*Exercise objective*: Read the entries below and pull out each line with the string "Exterior".

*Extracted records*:
* start *

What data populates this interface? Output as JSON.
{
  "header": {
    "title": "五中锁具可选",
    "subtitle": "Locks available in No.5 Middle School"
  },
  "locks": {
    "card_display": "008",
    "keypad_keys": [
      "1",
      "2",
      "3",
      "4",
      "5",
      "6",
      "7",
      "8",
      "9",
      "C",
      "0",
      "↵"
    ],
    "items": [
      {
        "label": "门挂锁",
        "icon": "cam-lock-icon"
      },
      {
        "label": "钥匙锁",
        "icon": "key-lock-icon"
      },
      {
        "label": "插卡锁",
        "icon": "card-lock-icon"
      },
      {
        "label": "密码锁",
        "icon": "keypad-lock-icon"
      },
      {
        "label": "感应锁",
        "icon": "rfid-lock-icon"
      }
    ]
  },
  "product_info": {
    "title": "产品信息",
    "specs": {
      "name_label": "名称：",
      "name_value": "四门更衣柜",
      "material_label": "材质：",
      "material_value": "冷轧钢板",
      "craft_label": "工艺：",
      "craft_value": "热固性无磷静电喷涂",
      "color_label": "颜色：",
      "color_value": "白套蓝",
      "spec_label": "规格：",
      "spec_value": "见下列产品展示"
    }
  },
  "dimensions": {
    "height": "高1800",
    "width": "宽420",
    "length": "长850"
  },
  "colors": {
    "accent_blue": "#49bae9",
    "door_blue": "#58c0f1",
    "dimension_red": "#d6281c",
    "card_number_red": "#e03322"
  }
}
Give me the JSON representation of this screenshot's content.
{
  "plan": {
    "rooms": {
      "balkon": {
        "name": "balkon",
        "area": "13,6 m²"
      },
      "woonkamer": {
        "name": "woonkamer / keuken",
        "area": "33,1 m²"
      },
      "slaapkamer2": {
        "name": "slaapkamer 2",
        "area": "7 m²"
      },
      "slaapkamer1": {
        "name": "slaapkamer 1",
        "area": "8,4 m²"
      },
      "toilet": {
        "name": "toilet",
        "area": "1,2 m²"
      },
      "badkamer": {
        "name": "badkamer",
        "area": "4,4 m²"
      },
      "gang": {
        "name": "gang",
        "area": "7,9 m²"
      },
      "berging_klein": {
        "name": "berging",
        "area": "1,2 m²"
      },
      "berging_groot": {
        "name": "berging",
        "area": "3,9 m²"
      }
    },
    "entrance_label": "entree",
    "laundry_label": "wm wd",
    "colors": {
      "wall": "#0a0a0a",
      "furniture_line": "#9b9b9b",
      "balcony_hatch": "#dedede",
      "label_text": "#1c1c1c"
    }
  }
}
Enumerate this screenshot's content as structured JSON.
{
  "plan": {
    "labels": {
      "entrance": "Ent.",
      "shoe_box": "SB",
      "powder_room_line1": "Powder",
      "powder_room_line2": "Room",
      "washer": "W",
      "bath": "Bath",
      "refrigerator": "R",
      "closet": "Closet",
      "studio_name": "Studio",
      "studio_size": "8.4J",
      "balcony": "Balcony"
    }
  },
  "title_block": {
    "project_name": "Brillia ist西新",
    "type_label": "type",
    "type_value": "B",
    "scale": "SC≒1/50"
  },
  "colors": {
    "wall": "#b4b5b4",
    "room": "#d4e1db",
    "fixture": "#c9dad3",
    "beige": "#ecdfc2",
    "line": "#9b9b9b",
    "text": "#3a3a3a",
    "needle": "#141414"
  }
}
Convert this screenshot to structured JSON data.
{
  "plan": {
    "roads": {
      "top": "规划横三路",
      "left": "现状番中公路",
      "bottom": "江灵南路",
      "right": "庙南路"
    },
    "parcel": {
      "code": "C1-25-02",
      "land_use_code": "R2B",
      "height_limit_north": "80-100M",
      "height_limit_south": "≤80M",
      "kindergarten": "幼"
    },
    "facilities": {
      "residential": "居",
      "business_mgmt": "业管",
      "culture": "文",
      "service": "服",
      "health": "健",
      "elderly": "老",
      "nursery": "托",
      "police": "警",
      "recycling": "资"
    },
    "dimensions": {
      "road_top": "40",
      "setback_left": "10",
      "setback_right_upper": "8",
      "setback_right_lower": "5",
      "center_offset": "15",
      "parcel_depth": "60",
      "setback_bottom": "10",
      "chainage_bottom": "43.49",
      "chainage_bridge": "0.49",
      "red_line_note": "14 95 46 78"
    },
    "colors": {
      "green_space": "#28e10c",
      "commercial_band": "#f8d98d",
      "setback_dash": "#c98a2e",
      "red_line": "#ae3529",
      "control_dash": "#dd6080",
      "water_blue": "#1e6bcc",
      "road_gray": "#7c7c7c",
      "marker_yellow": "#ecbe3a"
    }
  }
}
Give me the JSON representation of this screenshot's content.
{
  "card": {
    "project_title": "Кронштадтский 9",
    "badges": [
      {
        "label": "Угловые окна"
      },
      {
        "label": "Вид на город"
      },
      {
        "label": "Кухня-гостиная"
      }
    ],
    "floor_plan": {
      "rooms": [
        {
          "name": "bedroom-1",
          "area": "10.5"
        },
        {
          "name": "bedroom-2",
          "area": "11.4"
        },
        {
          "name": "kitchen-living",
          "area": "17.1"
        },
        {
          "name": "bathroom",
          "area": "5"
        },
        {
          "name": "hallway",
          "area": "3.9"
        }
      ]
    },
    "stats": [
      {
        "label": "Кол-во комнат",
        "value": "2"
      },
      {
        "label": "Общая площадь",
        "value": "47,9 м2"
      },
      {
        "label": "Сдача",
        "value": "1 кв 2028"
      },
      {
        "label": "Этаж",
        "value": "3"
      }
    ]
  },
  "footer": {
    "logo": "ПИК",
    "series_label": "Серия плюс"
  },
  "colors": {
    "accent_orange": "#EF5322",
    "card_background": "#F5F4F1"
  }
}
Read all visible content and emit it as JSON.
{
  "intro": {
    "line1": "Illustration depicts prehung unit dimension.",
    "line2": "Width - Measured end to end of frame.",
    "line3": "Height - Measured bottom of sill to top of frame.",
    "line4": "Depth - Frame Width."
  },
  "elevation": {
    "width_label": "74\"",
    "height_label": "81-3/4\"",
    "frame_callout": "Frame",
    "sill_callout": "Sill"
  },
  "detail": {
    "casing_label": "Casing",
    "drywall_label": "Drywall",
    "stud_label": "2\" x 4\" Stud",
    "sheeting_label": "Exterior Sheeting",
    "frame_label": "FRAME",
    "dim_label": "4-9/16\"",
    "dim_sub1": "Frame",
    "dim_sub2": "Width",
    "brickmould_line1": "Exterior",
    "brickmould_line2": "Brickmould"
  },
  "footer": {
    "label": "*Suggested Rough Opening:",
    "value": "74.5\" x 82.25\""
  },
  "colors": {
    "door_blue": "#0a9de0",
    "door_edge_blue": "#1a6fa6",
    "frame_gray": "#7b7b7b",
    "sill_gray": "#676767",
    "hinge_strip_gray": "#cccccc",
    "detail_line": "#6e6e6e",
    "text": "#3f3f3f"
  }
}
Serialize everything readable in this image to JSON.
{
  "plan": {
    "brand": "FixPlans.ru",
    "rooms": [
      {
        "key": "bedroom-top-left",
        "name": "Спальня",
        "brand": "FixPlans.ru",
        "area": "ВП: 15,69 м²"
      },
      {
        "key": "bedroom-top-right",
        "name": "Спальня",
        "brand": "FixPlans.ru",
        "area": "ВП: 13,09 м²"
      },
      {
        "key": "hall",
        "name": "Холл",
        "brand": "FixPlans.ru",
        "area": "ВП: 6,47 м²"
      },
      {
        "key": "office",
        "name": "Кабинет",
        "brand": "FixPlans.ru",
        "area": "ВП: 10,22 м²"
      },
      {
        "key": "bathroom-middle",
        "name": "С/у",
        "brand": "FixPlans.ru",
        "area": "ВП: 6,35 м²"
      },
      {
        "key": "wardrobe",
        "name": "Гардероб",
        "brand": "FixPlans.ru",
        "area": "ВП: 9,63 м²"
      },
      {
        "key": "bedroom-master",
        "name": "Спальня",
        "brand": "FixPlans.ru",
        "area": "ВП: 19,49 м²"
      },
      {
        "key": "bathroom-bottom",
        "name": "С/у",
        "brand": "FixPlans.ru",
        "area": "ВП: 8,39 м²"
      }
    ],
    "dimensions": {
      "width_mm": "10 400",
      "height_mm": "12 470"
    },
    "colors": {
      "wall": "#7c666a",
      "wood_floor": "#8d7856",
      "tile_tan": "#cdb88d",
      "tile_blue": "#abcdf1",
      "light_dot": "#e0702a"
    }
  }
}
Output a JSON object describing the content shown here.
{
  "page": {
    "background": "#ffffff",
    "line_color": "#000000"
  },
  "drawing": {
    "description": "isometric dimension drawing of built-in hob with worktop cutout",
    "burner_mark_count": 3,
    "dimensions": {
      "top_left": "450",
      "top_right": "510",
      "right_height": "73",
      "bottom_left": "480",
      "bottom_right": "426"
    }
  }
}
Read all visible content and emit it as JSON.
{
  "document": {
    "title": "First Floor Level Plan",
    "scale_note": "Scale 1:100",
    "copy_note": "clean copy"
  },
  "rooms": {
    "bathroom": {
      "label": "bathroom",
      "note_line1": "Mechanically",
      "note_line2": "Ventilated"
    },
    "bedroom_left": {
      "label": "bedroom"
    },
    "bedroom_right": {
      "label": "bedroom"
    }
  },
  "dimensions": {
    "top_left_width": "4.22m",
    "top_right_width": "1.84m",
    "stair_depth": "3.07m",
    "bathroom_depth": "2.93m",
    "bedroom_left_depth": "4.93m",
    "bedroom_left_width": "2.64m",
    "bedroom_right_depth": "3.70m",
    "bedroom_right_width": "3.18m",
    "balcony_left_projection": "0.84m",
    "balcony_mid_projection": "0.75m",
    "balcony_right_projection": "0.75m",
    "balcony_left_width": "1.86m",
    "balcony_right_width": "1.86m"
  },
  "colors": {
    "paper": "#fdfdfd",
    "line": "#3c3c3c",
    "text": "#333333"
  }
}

* end *

*Reply*:
    "sheeting_label": "Exterior Sheeting",
    "brickmould_line1": "Exterior",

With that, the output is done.